*Task requirements*
Make an exact copy of each entry, leaving out every picture.

[Recorded data]
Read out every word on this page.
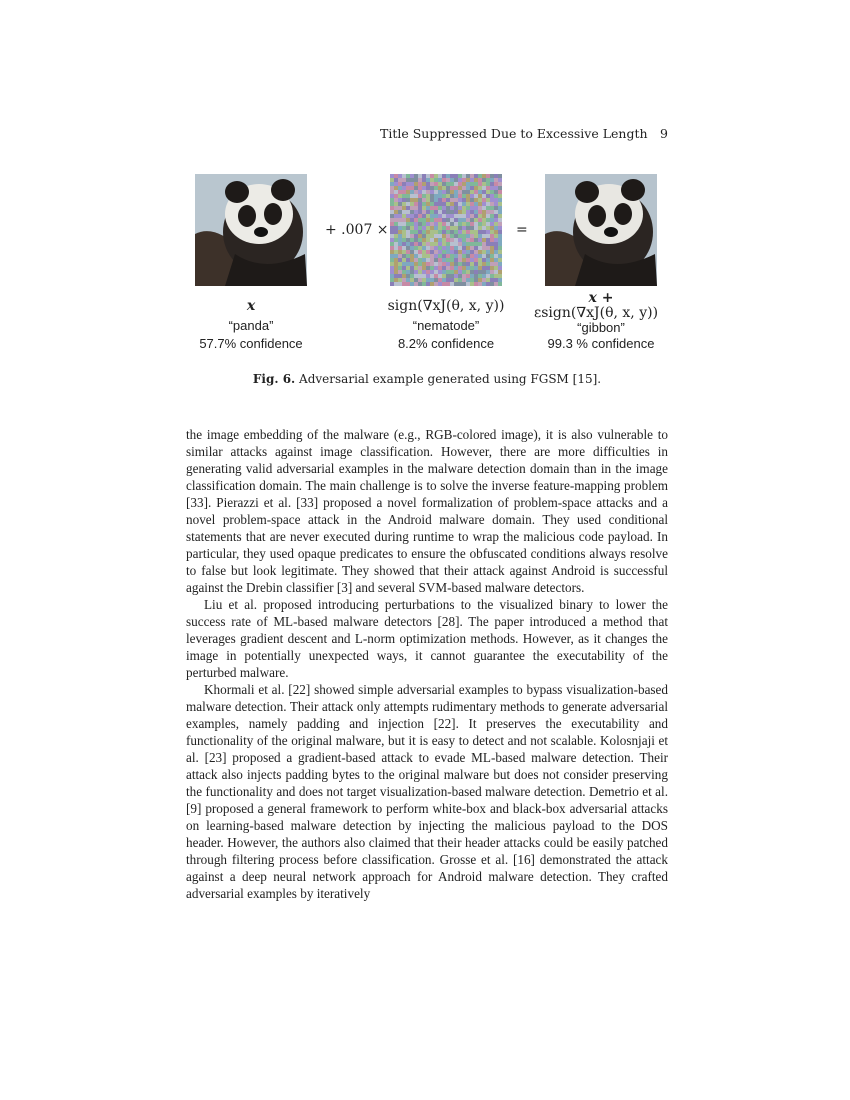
Title Suppressed Due to Excessive Length 9
+ .007 ×	=
x
“panda”
57.7% confidence
sign(∇xJ(θ, x, y))
“nematode”
8.2% confidence
x +
εsign(∇xJ(θ, x, y))
“gibbon”
99.3 % confidence
Fig. 6. Adversarial example generated using FGSM [15].

the image embedding of the malware (e.g., RGB-colored image), it is also vulnerable to similar attacks against image classification. However, there are more difficulties in generating valid adversarial examples in the malware detection domain than in the image classification domain. The main challenge is to solve the inverse feature-mapping problem [33]. Pierazzi et al. [33] proposed a novel formalization of problem-space attacks and a novel problem-space attack in the Android malware domain. They used conditional statements that are never executed during runtime to wrap the malicious code payload. In particular, they used opaque predicates to ensure the obfuscated conditions always resolve to false but look legitimate. They showed that their attack against Android is successful against the Drebin classifier [3] and several SVM-based malware detectors.

Liu et al. proposed introducing perturbations to the visualized binary to lower the success rate of ML-based malware detectors [28]. The paper introduced a method that leverages gradient descent and L-norm optimization methods. However, as it changes the image in potentially unexpected ways, it cannot guarantee the executability of the perturbed malware.

Khormali et al. [22] showed simple adversarial examples to bypass visualization-based malware detection. Their attack only attempts rudimentary methods to generate adversarial examples, namely padding and injection [22]. It preserves the executability and functionality of the original malware, but it is easy to detect and not scalable. Kolosnjaji et al. [23] proposed a gradient-based attack to evade ML-based malware detection. Their attack also injects padding bytes to the original malware but does not consider preserving the functionality and does not target visualization-based malware detection. Demetrio et al. [9] proposed a general framework to perform white-box and black-box adversarial attacks on learning-based malware detection by injecting the malicious payload to the DOS header. However, the authors also claimed that their header attacks could be easily patched through filtering process before classification. Grosse et al. [16] demonstrated the attack against a deep neural network approach for Android malware detection. They crafted adversarial examples by iteratively
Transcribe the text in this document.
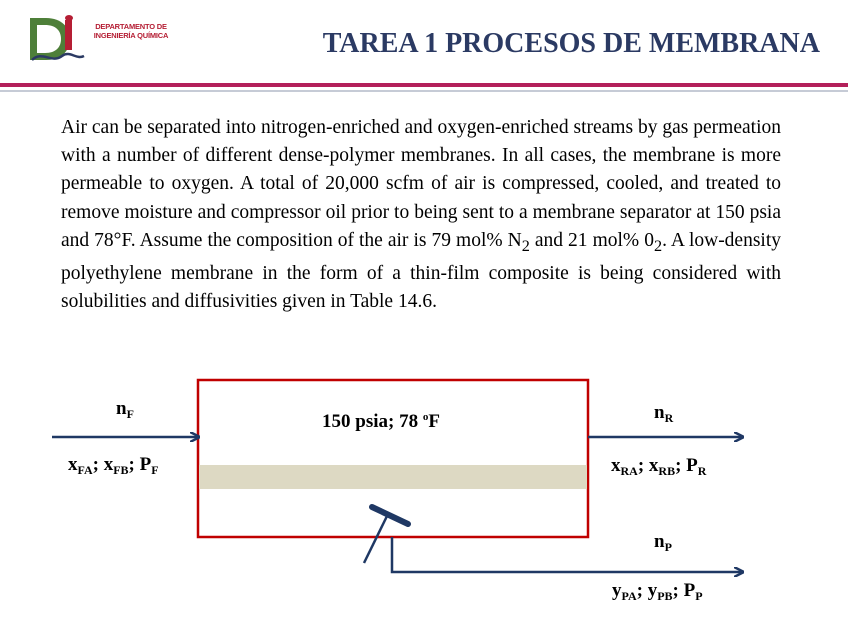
DEPARTAMENTO DE INGENIERÍA QUÍMICA	TAREA 1 PROCESOS DE MEMBRANA
Air can be separated into nitrogen-enriched and oxygen-enriched streams by gas permeation with a number of different dense-polymer membranes. In all cases, the membrane is more permeable to oxygen. A total of 20,000 scfm of air is compressed, cooled, and treated to remove moisture and compressor oil prior to being sent to a membrane separator at 150 psia and 78°F. Assume the composition of the air is 79 mol% $N_2$ and 21 mol% $0_2$. A low-density polyethylene membrane in the form of a thin-film composite is being considered with solubilities and diffusivities given in Table 14.6.
150 psia; 78 $^o$F
$n_F$
$x_{FA}$; $x_{FB}$; $P_F$
$n_R$
$x_{RA}$; $x_{RB}$; $P_R$
$n_P$
$y_{PA}$; $y_{PB}$; $P_P$
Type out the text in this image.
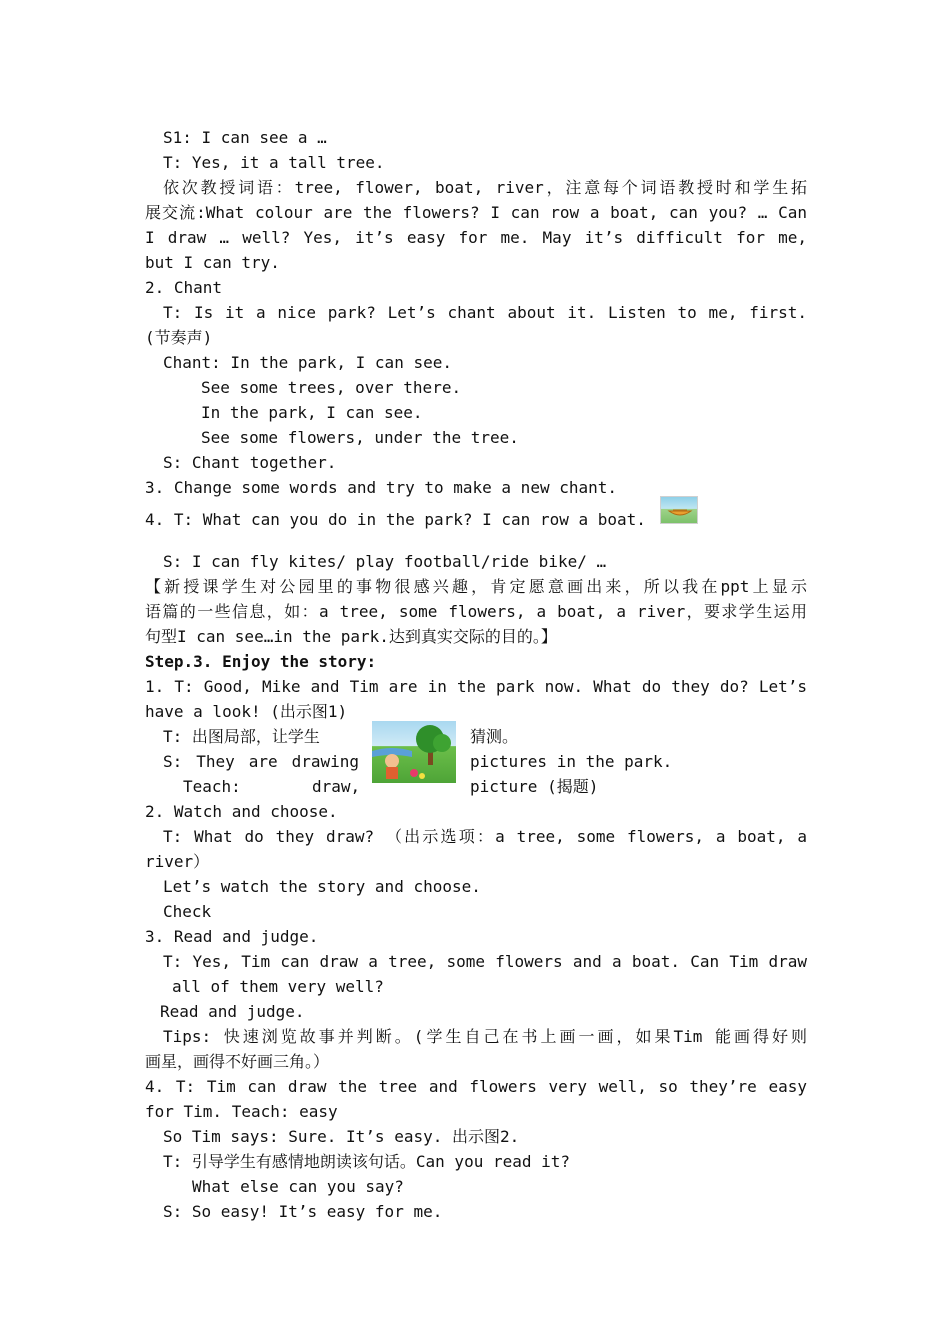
S1: I can see a …
T: Yes, it a tall tree.
依次教授词语：tree, flower, boat, river，注意每个词语教授时和学生拓
展交流:What colour are the flowers? I can row a boat, can you? … Can
I draw … well? Yes, it’s easy for me. May it’s difficult for me,
but I can try.
2. Chant
T: Is it a nice park? Let’s chant about it. Listen to me, first.
(节奏声)
Chant: In the park, I can see.
See some trees, over there.
In the park, I can see.
See some flowers, under the tree.
S: Chant together.
3. Change some words and try to make a new chant.
4. T: What can you do in the park? I can row a boat.
S: I can fly kites/ play football/ride bike/ …
【新授课学生对公园里的事物很感兴趣，肯定愿意画出来，所以我在ppt上显示
语篇的一些信息，如：a tree, some flowers, a boat, a river，要求学生运用
句型I can see…in the park.达到真实交际的目的。】
Step.3. Enjoy the story:
1. T: Good, Mike and Tim are in the park now. What do they do? Let’s
have a look! (出示图1)
T: 出图局部，让学生	猜测。
S: They are drawing	pictures in the park.
Teach:	draw,	picture (揭题)
2. Watch and choose.
T: What do they draw? （出示选项：a tree, some flowers, a boat, a
river）
Let’s watch the story and choose.
Check
3. Read and judge.
T: Yes, Tim can draw a tree, some flowers and a boat. Can Tim draw
all of them very well?
Read and judge.
Tips: 快速浏览故事并判断。(学生自己在书上画一画，如果Tim 能画得好则
画星，画得不好画三角。）
4. T: Tim can draw the tree and flowers very well, so they’re easy
for Tim. Teach: easy
So Tim says: Sure. It’s easy. 出示图2.
T: 引导学生有感情地朗读该句话。Can you read it?
What else can you say?
S: So easy! It’s easy for me.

*Result for this task*
Read out every word on this page.
Title Suppressed Due to Excessive Length 9
+ .007 ×	=
x
“panda”
57.7% confidence
sign(∇xJ(θ, x, y))
“nematode”
8.2% confidence
x +
εsign(∇xJ(θ, x, y))
“gibbon”
99.3 % confidence
Fig. 6. Adversarial example generated using FGSM [15].

the image embedding of the malware (e.g., RGB-colored image), it is also vulnerable to similar attacks against image classification. However, there are more difficulties in generating valid adversarial examples in the malware detection domain than in the image classification domain. The main challenge is to solve the inverse feature-mapping problem [33]. Pierazzi et al. [33] proposed a novel formalization of problem-space attacks and a novel problem-space attack in the Android malware domain. They used conditional statements that are never executed during runtime to wrap the malicious code payload. In particular, they used opaque predicates to ensure the obfuscated conditions always resolve to false but look legitimate. They showed that their attack against Android is successful against the Drebin classifier [3] and several SVM-based malware detectors.

Liu et al. proposed introducing perturbations to the visualized binary to lower the success rate of ML-based malware detectors [28]. The paper introduced a method that leverages gradient descent and L-norm optimization methods. However, as it changes the image in potentially unexpected ways, it cannot guarantee the executability of the perturbed malware.

Khormali et al. [22] showed simple adversarial examples to bypass visualization-based malware detection. Their attack only attempts rudimentary methods to generate adversarial examples, namely padding and injection [22]. It preserves the executability and functionality of the original malware, but it is easy to detect and not scalable. Kolosnjaji et al. [23] proposed a gradient-based attack to evade ML-based malware detection. Their attack also injects padding bytes to the original malware but does not consider preserving the functionality and does not target visualization-based malware detection. Demetrio et al. [9] proposed a general framework to perform white-box and black-box adversarial attacks on learning-based malware detection by injecting the malicious payload to the DOS header. However, the authors also claimed that their header attacks could be easily patched through filtering process before classification. Grosse et al. [16] demonstrated the attack against a deep neural network approach for Android malware detection. They crafted adversarial examples by iteratively
Transcribe the text in this document.
DEPARTAMENTO DE INGENIERÍA QUÍMICA	TAREA 1 PROCESOS DE MEMBRANA
Air can be separated into nitrogen-enriched and oxygen-enriched streams by gas permeation with a number of different dense-polymer membranes. In all cases, the membrane is more permeable to oxygen. A total of 20,000 scfm of air is compressed, cooled, and treated to remove moisture and compressor oil prior to being sent to a membrane separator at 150 psia and 78°F. Assume the composition of the air is 79 mol% $N_2$ and 21 mol% $0_2$. A low-density polyethylene membrane in the form of a thin-film composite is being considered with solubilities and diffusivities given in Table 14.6.
150 psia; 78 $^o$F
$n_F$
$x_{FA}$; $x_{FB}$; $P_F$
$n_R$
$x_{RA}$; $x_{RB}$; $P_R$
$n_P$
$y_{PA}$; $y_{PB}$; $P_P$
Type out the text in this image.
S1: I can see a …
T: Yes, it a tall tree.
依次教授词语：tree, flower, boat, river，注意每个词语教授时和学生拓
展交流:What colour are the flowers? I can row a boat, can you? … Can
I draw … well? Yes, it’s easy for me. May it’s difficult for me,
but I can try.
2. Chant
T: Is it a nice park? Let’s chant about it. Listen to me, first.
(节奏声)
Chant: In the park, I can see.
See some trees, over there.
In the park, I can see.
See some flowers, under the tree.
S: Chant together.
3. Change some words and try to make a new chant.
4. T: What can you do in the park? I can row a boat.
S: I can fly kites/ play football/ride bike/ …
【新授课学生对公园里的事物很感兴趣，肯定愿意画出来，所以我在ppt上显示
语篇的一些信息，如：a tree, some flowers, a boat, a river，要求学生运用
句型I can see…in the park.达到真实交际的目的。】
Step.3. Enjoy the story:
1. T: Good, Mike and Tim are in the park now. What do they do? Let’s
have a look! (出示图1)
T: 出图局部，让学生	猜测。
S: They are drawing	pictures in the park.
Teach:	draw,	picture (揭题)
2. Watch and choose.
T: What do they draw? （出示选项：a tree, some flowers, a boat, a
river）
Let’s watch the story and choose.
Check
3. Read and judge.
T: Yes, Tim can draw a tree, some flowers and a boat. Can Tim draw
all of them very well?
Read and judge.
Tips: 快速浏览故事并判断。(学生自己在书上画一画，如果Tim 能画得好则
画星，画得不好画三角。）
4. T: Tim can draw the tree and flowers very well, so they’re easy
for Tim. Teach: easy
So Tim says: Sure. It’s easy. 出示图2.
T: 引导学生有感情地朗读该句话。Can you read it?
What else can you say?
S: So easy! It’s easy for me.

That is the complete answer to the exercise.